# Start of Data provided

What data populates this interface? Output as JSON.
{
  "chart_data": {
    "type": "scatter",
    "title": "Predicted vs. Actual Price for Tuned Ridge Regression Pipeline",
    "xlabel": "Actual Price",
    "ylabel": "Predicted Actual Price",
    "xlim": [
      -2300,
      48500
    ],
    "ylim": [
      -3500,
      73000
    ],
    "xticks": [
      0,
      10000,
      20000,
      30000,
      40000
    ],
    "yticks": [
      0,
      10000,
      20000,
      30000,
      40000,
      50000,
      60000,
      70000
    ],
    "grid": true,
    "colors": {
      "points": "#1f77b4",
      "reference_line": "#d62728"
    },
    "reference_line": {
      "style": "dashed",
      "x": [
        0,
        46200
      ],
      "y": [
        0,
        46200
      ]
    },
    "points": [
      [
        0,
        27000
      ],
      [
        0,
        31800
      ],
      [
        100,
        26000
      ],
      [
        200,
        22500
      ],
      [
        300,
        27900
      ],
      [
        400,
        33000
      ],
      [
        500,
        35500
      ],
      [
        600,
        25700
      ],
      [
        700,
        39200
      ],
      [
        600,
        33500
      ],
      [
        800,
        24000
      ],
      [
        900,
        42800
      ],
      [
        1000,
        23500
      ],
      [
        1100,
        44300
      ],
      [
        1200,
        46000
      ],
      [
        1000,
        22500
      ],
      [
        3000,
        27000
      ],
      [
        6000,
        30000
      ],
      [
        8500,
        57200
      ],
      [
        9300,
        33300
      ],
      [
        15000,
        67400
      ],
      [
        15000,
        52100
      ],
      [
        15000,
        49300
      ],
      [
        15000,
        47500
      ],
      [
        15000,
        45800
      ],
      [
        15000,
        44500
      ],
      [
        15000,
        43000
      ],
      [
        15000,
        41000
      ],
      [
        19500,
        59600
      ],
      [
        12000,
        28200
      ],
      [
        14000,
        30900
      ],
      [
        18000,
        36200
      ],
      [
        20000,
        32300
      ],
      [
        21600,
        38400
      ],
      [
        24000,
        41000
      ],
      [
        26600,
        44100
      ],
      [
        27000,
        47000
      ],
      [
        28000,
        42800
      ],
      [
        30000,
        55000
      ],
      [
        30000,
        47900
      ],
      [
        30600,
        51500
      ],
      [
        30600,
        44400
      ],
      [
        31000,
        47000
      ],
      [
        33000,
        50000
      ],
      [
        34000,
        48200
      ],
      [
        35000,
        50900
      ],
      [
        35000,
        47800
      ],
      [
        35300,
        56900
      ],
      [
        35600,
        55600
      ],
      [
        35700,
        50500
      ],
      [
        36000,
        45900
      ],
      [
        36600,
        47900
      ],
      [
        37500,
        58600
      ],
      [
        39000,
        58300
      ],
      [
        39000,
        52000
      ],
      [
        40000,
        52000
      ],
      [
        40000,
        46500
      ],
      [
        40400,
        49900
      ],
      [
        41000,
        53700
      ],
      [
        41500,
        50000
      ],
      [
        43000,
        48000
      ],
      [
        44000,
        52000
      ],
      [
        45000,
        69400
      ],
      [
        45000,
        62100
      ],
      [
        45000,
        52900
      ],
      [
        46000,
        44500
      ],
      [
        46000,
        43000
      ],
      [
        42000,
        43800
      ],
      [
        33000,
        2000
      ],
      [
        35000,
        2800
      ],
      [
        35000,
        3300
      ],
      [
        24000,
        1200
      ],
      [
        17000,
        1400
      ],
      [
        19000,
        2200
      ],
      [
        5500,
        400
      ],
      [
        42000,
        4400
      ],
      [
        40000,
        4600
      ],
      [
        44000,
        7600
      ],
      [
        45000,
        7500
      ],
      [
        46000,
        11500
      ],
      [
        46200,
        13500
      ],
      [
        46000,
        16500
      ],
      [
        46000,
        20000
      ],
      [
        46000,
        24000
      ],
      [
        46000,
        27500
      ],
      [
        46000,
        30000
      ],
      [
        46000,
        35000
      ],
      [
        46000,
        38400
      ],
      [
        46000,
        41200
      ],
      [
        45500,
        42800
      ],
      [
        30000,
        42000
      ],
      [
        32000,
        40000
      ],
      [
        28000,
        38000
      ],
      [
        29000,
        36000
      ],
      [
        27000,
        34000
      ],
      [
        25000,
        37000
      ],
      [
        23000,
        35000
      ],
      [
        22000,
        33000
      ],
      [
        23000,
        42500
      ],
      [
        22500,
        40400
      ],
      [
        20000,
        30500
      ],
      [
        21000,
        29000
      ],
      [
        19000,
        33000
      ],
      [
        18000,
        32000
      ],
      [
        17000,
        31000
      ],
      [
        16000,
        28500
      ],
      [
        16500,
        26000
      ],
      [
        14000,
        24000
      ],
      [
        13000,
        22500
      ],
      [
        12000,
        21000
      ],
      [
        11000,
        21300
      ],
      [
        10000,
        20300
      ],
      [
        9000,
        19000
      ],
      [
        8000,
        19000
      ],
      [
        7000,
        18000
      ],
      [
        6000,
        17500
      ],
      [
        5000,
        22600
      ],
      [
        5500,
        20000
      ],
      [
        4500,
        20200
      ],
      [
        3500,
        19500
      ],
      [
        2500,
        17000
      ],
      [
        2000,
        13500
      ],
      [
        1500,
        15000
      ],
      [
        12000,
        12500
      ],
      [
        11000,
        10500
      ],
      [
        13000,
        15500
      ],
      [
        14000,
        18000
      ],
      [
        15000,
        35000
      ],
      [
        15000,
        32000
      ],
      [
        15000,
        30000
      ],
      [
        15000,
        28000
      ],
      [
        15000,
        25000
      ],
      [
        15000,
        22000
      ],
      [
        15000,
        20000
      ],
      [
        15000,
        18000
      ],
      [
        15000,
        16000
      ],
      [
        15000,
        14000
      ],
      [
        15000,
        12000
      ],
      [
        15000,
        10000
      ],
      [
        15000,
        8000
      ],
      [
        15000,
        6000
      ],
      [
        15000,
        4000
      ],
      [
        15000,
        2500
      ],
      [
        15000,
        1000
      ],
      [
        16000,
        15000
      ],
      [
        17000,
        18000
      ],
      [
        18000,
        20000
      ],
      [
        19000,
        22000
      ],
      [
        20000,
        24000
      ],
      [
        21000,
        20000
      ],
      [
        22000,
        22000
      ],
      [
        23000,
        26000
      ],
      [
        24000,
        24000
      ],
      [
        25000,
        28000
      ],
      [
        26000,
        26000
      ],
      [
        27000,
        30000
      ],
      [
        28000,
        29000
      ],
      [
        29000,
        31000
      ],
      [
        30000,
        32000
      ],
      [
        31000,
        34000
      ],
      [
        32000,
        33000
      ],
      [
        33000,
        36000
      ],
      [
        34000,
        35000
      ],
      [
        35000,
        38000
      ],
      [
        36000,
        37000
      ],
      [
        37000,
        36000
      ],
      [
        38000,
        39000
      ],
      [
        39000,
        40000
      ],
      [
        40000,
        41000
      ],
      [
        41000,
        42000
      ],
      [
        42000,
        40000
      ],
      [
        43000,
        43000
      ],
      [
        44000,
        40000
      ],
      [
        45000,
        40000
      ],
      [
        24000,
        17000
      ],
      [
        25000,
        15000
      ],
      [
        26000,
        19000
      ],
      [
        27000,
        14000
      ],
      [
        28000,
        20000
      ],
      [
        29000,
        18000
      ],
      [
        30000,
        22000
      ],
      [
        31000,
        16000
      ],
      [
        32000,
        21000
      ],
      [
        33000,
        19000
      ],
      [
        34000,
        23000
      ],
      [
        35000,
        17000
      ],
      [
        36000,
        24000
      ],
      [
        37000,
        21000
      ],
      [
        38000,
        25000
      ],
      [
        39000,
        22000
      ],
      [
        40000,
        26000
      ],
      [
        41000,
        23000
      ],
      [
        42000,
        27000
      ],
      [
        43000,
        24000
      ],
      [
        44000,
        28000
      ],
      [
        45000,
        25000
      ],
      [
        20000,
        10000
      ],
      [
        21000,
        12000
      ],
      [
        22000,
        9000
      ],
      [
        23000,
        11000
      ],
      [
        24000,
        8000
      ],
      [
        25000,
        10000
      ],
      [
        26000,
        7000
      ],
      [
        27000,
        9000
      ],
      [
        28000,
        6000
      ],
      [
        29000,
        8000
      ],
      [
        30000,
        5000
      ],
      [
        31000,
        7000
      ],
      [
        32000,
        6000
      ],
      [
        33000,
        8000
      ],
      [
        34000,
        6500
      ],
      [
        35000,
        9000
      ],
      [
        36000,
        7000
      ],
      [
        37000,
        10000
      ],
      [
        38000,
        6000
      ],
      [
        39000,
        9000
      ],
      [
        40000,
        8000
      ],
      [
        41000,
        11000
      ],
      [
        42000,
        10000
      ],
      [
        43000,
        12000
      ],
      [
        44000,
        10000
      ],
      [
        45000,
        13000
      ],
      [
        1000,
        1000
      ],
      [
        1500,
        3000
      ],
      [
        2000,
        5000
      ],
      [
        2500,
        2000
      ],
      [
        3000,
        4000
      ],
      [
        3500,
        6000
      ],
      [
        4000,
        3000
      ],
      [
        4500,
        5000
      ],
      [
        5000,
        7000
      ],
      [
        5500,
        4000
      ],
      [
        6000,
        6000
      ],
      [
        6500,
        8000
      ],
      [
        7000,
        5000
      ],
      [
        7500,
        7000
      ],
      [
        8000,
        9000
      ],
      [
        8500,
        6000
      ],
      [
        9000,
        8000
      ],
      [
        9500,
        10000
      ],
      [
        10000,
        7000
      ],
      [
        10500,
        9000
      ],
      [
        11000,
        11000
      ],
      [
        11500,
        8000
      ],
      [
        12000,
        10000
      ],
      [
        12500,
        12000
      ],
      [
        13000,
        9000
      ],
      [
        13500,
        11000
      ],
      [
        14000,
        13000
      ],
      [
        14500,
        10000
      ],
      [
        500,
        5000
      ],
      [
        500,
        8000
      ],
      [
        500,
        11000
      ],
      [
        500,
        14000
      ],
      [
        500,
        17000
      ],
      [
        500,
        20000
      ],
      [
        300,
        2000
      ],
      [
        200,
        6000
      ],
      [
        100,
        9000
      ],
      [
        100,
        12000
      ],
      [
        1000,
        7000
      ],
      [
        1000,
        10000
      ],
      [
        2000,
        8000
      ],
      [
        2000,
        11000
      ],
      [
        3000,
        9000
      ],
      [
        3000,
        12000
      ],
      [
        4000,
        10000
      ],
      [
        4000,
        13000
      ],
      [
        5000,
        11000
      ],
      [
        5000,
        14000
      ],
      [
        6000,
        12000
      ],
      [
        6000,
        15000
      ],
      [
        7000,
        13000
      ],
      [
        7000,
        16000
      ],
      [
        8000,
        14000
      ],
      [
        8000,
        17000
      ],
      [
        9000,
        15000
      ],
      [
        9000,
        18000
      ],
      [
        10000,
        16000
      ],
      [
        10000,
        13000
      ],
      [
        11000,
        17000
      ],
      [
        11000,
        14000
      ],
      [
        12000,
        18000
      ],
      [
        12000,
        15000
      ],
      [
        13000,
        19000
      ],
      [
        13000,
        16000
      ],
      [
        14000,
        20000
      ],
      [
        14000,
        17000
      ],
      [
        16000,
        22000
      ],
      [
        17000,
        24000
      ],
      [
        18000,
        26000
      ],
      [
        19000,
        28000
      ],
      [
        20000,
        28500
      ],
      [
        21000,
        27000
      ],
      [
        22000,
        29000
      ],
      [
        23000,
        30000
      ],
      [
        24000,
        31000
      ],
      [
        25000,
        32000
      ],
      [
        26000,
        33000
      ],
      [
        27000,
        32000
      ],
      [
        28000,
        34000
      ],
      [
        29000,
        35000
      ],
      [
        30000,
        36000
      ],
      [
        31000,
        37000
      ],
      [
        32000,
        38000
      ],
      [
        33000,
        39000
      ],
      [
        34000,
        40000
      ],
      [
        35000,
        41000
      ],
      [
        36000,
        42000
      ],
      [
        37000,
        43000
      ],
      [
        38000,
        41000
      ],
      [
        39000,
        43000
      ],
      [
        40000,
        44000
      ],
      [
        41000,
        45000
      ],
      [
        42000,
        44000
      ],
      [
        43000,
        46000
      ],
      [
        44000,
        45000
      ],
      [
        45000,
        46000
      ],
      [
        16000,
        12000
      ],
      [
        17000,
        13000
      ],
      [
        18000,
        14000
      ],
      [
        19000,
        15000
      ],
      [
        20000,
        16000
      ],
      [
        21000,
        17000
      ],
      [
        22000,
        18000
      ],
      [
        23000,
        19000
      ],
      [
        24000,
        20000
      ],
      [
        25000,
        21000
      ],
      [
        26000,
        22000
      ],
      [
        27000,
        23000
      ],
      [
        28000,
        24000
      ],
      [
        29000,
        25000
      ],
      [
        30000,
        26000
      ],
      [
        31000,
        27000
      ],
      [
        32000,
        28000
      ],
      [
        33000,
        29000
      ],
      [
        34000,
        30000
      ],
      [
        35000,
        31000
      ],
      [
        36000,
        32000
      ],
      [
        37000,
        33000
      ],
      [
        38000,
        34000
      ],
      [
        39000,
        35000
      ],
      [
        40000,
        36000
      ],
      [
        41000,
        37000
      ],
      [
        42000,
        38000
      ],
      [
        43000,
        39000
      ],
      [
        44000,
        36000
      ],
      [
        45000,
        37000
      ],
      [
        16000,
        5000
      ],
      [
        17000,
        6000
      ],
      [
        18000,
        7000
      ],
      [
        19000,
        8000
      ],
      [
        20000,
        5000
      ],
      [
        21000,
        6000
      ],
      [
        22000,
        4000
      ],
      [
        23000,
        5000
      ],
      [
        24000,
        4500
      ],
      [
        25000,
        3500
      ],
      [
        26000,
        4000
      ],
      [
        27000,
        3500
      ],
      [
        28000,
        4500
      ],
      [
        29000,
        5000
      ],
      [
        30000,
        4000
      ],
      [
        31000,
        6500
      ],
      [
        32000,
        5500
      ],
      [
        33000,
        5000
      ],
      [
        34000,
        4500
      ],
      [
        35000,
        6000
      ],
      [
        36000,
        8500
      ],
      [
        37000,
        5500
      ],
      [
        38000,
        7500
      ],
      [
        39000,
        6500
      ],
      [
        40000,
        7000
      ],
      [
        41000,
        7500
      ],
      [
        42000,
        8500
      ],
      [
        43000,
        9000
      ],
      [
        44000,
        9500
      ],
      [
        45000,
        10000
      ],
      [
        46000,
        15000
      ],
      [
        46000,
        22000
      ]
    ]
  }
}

# End of Data provided

▶ [Request]
Copy, from the material, each line that holds the string "Actual".

▶ [Result for this exercise]
    "title": "Predicted vs. Actual Price for Tuned Ridge Regression Pipeline",
    "xlabel": "Actual Price",
    "ylabel": "Predicted Actual Price",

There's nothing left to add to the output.